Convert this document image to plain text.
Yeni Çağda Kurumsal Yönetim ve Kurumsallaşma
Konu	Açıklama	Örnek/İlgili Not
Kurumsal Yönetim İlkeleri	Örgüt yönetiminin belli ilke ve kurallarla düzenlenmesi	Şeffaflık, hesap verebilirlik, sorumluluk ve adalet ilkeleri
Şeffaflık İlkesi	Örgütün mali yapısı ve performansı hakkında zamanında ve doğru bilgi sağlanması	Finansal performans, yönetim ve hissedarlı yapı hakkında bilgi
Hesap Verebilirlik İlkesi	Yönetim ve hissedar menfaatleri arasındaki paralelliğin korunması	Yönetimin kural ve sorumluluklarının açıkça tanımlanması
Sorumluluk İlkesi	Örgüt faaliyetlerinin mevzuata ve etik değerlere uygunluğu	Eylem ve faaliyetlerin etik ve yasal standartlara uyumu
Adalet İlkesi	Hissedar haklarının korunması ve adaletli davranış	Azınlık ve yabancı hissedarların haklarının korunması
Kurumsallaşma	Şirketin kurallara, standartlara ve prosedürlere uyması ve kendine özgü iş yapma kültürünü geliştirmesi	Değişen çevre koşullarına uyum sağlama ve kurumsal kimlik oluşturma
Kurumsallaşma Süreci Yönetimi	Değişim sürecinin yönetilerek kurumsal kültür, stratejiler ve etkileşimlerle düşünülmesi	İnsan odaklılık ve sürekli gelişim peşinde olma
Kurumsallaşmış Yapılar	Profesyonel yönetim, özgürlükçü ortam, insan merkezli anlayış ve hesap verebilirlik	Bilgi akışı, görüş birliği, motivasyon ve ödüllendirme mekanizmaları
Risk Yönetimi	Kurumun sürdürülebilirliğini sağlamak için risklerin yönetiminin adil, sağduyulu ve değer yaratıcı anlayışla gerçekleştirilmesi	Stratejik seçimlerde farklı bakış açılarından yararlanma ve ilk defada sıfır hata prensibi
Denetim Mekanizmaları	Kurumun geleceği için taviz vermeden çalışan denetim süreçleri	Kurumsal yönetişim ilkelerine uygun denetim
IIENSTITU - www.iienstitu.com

.....

- STATED PROBLEM
Reproduce every line of the listing above in which the string "korunması" appears.

- RESPONSE TO THIS TASK
Hesap Verebilirlik İlkesi	Yönetim ve hissedar menfaatleri arasındaki paralelliğin korunması	Yönetimin kural ve sorumluluklarının açıkça tanımlanması
Adalet İlkesi	Hissedar haklarının korunması ve adaletli davranış	Azınlık ve yabancı hissedarların haklarının korunması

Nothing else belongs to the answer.